— start Given entries —

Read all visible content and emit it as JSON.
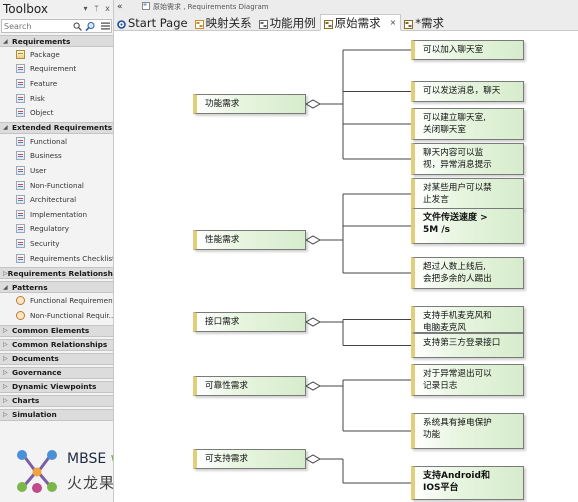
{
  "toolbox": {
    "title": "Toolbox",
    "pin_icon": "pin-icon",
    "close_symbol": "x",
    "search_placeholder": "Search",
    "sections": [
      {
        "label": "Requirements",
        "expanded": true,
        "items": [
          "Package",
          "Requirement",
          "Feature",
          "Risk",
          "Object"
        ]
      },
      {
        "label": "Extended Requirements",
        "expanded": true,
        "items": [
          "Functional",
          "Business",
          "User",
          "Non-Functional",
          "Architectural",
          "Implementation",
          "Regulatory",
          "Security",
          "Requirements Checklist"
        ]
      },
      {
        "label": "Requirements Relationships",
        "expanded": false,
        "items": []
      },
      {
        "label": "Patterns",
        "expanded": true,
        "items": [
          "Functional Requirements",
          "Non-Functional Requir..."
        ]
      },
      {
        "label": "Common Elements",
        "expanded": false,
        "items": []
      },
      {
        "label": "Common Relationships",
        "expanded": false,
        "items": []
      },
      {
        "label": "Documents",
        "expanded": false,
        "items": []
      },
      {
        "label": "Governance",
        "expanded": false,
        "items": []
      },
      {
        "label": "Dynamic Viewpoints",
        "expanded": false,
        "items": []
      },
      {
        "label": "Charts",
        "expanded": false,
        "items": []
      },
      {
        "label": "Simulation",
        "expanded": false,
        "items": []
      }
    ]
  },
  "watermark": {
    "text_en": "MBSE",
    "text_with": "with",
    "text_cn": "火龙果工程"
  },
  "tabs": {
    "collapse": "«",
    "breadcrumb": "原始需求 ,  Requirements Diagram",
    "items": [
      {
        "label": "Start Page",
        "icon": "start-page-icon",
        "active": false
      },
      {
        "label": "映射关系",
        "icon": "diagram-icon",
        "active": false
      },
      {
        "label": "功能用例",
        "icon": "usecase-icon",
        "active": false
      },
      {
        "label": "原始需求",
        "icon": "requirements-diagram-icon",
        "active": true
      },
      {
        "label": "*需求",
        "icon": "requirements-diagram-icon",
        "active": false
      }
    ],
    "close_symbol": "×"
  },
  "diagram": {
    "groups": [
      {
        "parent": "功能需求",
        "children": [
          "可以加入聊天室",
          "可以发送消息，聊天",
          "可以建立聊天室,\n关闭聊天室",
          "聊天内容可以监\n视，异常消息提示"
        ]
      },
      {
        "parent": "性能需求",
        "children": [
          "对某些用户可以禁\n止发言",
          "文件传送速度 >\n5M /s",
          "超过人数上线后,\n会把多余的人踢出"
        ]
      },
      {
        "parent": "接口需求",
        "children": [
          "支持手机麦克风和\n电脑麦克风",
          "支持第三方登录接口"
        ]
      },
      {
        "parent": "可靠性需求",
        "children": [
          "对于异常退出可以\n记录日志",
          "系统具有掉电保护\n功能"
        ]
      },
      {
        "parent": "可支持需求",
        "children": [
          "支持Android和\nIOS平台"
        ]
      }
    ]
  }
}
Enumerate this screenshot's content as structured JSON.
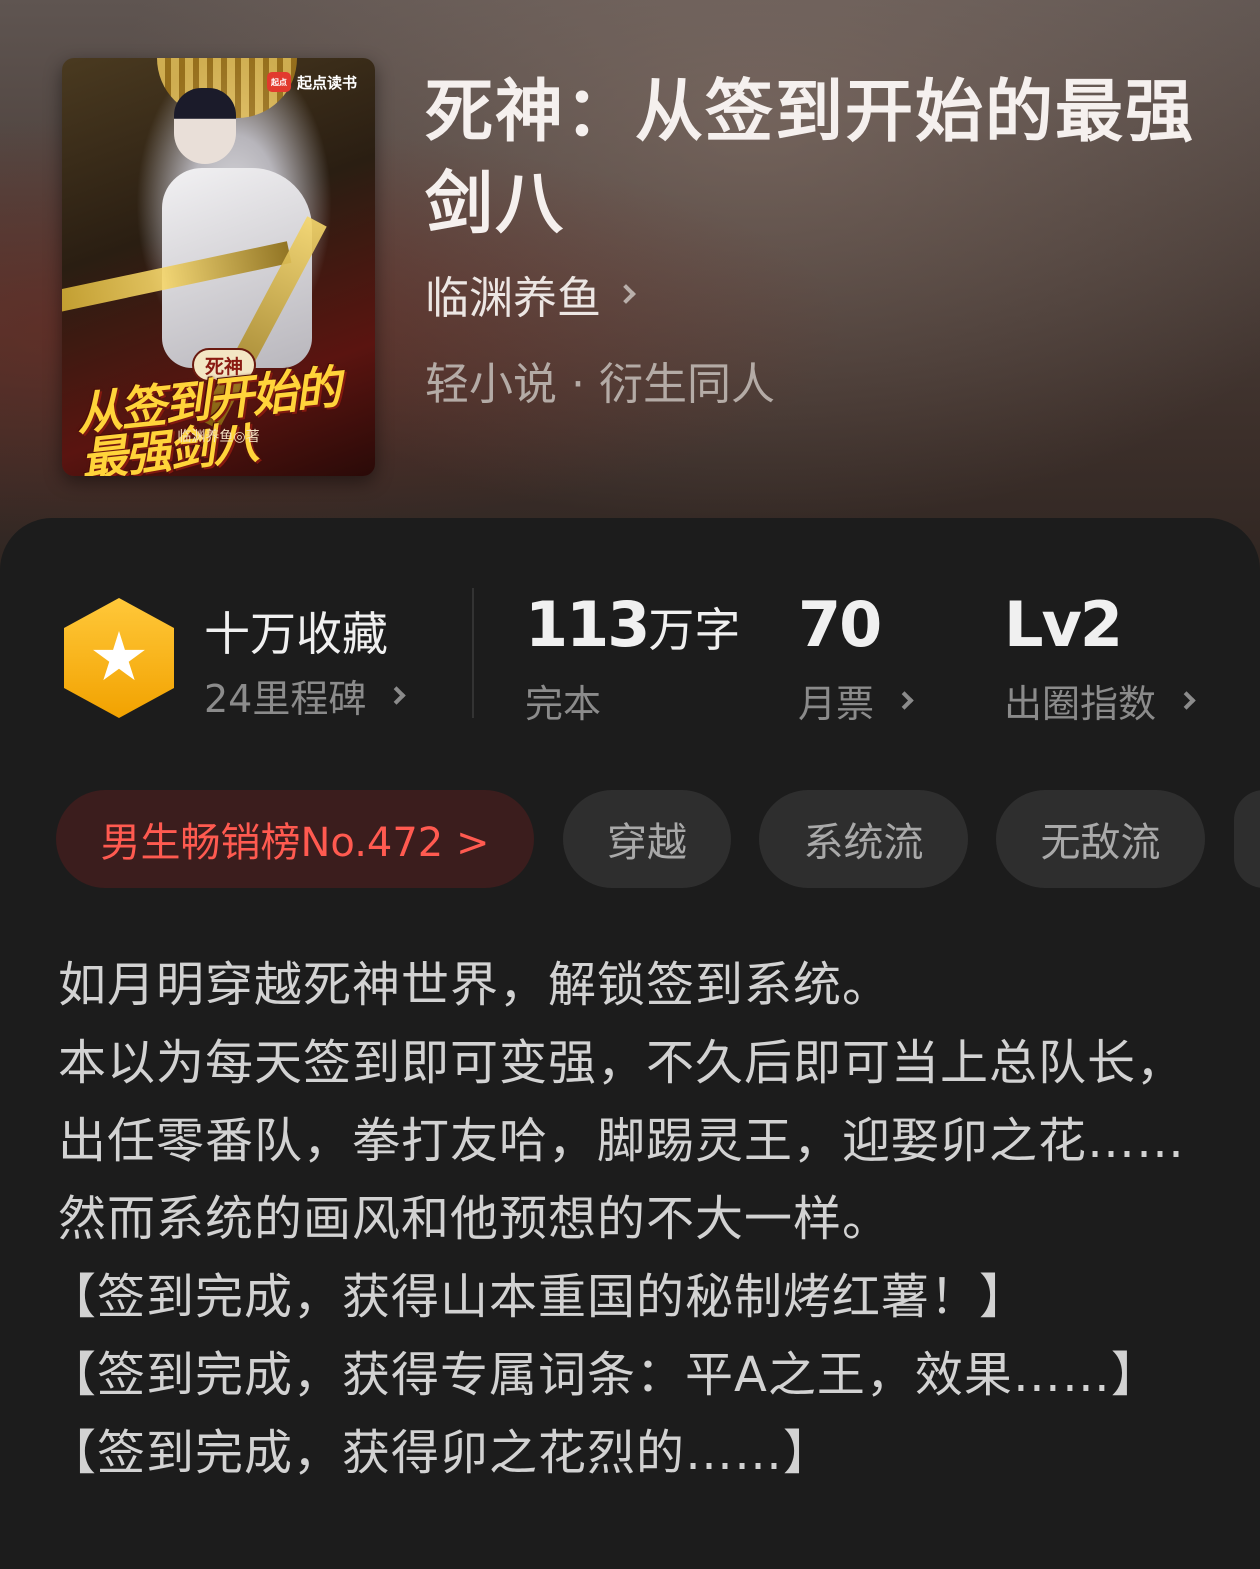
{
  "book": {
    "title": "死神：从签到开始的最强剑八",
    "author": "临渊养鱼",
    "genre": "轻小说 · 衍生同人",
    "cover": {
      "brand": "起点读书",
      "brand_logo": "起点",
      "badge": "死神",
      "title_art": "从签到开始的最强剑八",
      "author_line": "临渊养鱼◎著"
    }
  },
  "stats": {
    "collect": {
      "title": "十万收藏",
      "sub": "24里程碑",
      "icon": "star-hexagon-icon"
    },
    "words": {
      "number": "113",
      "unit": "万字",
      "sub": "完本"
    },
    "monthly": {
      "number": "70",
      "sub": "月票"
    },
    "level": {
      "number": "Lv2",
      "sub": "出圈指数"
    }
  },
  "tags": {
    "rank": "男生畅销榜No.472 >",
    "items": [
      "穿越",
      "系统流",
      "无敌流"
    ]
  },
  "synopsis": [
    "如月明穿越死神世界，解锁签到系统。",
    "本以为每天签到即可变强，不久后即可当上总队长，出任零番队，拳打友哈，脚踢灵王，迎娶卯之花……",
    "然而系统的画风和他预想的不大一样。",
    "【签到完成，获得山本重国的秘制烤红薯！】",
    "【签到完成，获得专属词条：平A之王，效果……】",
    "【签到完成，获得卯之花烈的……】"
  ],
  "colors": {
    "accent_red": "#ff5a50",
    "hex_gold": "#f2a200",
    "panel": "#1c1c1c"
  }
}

— end Given entries —

- _Given instruction_: Omit the images and transcribe all of the records above word for word.

- _Exercise solution_:
Read all visible content and emit it as JSON.
{
  "toolbox": {
    "title": "Toolbox",
    "pin_icon": "pin-icon",
    "close_symbol": "x",
    "search_placeholder": "Search",
    "sections": [
      {
        "label": "Requirements",
        "expanded": true,
        "items": [
          "Package",
          "Requirement",
          "Feature",
          "Risk",
          "Object"
        ]
      },
      {
        "label": "Extended Requirements",
        "expanded": true,
        "items": [
          "Functional",
          "Business",
          "User",
          "Non-Functional",
          "Architectural",
          "Implementation",
          "Regulatory",
          "Security",
          "Requirements Checklist"
        ]
      },
      {
        "label": "Requirements Relationships",
        "expanded": false,
        "items": []
      },
      {
        "label": "Patterns",
        "expanded": true,
        "items": [
          "Functional Requirements",
          "Non-Functional Requir..."
        ]
      },
      {
        "label": "Common Elements",
        "expanded": false,
        "items": []
      },
      {
        "label": "Common Relationships",
        "expanded": false,
        "items": []
      },
      {
        "label": "Documents",
        "expanded": false,
        "items": []
      },
      {
        "label": "Governance",
        "expanded": false,
        "items": []
      },
      {
        "label": "Dynamic Viewpoints",
        "expanded": false,
        "items": []
      },
      {
        "label": "Charts",
        "expanded": false,
        "items": []
      },
      {
        "label": "Simulation",
        "expanded": false,
        "items": []
      }
    ]
  },
  "watermark": {
    "text_en": "MBSE",
    "text_with": "with",
    "text_cn": "火龙果工程"
  },
  "tabs": {
    "collapse": "«",
    "breadcrumb": "原始需求 ,  Requirements Diagram",
    "items": [
      {
        "label": "Start Page",
        "icon": "start-page-icon",
        "active": false
      },
      {
        "label": "映射关系",
        "icon": "diagram-icon",
        "active": false
      },
      {
        "label": "功能用例",
        "icon": "usecase-icon",
        "active": false
      },
      {
        "label": "原始需求",
        "icon": "requirements-diagram-icon",
        "active": true
      },
      {
        "label": "*需求",
        "icon": "requirements-diagram-icon",
        "active": false
      }
    ],
    "close_symbol": "×"
  },
  "diagram": {
    "groups": [
      {
        "parent": "功能需求",
        "children": [
          "可以加入聊天室",
          "可以发送消息，聊天",
          "可以建立聊天室,\n关闭聊天室",
          "聊天内容可以监\n视，异常消息提示"
        ]
      },
      {
        "parent": "性能需求",
        "children": [
          "对某些用户可以禁\n止发言",
          "文件传送速度 >\n5M /s",
          "超过人数上线后,\n会把多余的人踢出"
        ]
      },
      {
        "parent": "接口需求",
        "children": [
          "支持手机麦克风和\n电脑麦克风",
          "支持第三方登录接口"
        ]
      },
      {
        "parent": "可靠性需求",
        "children": [
          "对于异常退出可以\n记录日志",
          "系统具有掉电保护\n功能"
        ]
      },
      {
        "parent": "可支持需求",
        "children": [
          "支持Android和\nIOS平台"
        ]
      }
    ]
  }
}
Enumerate this screenshot's content as structured JSON.
{
  "book": {
    "title": "死神：从签到开始的最强剑八",
    "author": "临渊养鱼",
    "genre": "轻小说 · 衍生同人",
    "cover": {
      "brand": "起点读书",
      "brand_logo": "起点",
      "badge": "死神",
      "title_art": "从签到开始的最强剑八",
      "author_line": "临渊养鱼◎著"
    }
  },
  "stats": {
    "collect": {
      "title": "十万收藏",
      "sub": "24里程碑",
      "icon": "star-hexagon-icon"
    },
    "words": {
      "number": "113",
      "unit": "万字",
      "sub": "完本"
    },
    "monthly": {
      "number": "70",
      "sub": "月票"
    },
    "level": {
      "number": "Lv2",
      "sub": "出圈指数"
    }
  },
  "tags": {
    "rank": "男生畅销榜No.472 >",
    "items": [
      "穿越",
      "系统流",
      "无敌流"
    ]
  },
  "synopsis": [
    "如月明穿越死神世界，解锁签到系统。",
    "本以为每天签到即可变强，不久后即可当上总队长，出任零番队，拳打友哈，脚踢灵王，迎娶卯之花……",
    "然而系统的画风和他预想的不大一样。",
    "【签到完成，获得山本重国的秘制烤红薯！】",
    "【签到完成，获得专属词条：平A之王，效果……】",
    "【签到完成，获得卯之花烈的……】"
  ],
  "colors": {
    "accent_red": "#ff5a50",
    "hex_gold": "#f2a200",
    "panel": "#1c1c1c"
  }
}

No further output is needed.